Start of DATA ROWS

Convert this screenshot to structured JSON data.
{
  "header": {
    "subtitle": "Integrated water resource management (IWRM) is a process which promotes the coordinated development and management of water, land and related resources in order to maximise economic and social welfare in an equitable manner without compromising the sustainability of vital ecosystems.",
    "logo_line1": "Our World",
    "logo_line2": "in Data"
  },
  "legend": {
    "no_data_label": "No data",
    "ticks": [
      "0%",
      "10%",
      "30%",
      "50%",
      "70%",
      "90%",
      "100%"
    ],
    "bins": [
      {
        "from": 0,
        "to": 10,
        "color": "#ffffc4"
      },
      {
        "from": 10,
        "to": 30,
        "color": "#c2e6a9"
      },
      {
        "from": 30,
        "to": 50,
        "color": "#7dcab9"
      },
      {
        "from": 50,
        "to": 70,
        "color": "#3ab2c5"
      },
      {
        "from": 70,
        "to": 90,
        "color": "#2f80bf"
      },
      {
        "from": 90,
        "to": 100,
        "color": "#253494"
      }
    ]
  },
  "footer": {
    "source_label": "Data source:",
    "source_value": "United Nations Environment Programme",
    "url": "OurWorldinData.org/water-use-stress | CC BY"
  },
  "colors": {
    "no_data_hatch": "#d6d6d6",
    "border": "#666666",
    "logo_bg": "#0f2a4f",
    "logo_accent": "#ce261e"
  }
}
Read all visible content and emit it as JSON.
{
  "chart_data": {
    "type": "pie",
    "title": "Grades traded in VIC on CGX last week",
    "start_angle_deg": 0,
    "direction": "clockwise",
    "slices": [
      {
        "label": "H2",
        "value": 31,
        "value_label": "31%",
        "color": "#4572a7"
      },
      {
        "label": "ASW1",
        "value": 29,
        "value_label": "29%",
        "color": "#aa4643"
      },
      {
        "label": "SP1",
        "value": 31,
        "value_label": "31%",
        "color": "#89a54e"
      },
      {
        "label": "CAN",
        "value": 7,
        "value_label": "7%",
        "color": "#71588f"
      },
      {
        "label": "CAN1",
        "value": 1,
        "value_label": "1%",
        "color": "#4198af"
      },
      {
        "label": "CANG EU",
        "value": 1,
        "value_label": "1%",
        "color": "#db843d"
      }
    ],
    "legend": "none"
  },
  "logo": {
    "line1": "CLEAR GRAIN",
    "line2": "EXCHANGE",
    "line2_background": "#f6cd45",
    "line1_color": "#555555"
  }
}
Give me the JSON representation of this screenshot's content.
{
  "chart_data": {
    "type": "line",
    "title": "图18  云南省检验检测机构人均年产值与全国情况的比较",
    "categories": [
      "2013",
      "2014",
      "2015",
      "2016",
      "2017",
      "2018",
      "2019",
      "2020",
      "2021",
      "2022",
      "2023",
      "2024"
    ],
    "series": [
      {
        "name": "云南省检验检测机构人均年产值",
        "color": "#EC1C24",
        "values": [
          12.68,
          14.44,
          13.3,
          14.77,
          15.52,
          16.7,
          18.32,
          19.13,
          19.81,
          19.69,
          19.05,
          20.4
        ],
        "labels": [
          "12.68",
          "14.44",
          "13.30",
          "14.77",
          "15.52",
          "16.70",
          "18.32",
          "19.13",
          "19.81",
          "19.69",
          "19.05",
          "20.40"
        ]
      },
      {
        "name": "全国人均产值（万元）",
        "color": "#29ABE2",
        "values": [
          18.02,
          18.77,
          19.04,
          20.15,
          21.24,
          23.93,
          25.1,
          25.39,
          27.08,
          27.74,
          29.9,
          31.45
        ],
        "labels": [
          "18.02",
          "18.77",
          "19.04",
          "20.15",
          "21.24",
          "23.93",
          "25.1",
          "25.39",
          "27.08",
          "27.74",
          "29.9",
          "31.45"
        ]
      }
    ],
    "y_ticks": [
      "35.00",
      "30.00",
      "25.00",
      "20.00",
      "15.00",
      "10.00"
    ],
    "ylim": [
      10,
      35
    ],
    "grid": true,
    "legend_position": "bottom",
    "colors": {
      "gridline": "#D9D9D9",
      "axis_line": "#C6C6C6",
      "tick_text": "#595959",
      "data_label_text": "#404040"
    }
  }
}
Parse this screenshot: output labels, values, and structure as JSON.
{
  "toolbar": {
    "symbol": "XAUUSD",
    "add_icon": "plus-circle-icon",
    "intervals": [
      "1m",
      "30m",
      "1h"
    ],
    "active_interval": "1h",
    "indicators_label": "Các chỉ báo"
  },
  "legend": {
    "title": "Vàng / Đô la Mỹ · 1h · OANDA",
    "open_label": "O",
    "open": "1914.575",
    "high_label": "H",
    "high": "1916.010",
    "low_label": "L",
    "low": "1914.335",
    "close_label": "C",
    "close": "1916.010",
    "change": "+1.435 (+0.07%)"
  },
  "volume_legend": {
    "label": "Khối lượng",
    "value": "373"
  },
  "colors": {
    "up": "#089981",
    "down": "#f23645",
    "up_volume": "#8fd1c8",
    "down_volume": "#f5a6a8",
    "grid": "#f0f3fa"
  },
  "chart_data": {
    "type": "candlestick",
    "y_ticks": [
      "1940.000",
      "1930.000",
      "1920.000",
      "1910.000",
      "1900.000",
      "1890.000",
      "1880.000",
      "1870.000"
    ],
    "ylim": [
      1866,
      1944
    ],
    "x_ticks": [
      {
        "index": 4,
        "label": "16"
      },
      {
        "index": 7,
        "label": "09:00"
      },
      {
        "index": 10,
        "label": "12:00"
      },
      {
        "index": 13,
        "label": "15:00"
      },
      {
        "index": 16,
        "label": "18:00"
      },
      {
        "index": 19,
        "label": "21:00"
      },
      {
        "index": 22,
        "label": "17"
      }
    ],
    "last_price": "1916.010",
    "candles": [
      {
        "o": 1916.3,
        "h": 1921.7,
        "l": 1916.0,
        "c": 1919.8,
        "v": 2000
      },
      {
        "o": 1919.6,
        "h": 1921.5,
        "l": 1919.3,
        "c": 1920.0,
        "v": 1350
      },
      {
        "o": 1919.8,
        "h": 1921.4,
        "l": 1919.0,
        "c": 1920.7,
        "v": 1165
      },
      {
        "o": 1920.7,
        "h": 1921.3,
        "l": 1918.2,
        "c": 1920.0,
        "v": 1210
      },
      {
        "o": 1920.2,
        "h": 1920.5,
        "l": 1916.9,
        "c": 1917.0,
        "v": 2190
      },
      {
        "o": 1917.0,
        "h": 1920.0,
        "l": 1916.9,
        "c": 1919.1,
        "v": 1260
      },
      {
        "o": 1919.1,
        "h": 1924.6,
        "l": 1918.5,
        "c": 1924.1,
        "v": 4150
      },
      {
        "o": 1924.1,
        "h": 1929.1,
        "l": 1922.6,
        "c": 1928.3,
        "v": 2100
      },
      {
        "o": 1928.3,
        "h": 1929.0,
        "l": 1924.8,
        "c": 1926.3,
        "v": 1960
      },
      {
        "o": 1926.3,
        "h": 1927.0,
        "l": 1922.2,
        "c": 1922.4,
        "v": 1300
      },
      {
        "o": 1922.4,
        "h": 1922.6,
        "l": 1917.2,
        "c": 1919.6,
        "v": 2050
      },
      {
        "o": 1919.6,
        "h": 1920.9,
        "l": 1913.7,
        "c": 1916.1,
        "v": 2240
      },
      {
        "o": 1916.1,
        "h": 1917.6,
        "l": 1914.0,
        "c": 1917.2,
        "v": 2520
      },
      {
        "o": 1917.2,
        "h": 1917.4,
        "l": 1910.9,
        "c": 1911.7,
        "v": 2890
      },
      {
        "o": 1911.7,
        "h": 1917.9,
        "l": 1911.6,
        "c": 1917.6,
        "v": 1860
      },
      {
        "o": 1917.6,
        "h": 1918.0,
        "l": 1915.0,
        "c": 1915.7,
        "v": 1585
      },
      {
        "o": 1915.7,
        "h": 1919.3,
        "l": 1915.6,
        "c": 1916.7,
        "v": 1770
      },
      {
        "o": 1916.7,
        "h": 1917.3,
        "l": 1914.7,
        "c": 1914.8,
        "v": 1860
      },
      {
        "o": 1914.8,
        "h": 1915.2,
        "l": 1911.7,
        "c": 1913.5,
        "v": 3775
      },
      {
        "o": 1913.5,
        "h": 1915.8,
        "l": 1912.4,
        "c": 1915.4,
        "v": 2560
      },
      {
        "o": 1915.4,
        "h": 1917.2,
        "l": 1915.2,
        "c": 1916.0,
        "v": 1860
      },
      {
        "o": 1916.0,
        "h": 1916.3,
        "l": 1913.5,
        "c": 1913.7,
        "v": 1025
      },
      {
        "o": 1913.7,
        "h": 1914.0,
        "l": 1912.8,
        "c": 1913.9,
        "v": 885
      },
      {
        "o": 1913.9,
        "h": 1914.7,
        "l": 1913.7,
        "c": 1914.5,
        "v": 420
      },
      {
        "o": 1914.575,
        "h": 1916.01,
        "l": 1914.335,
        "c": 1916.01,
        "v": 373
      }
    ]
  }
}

End of DATA ROWS

• _GIVEN REQUEST_:
Search the lines above for the string "JSON", then show every one that has it.

• _EXERCISE ANSWER_:
Convert this screenshot to structured JSON data.
Read all visible content and emit it as JSON.
Give me the JSON representation of this screenshot's content.
Parse this screenshot: output labels, values, and structure as JSON.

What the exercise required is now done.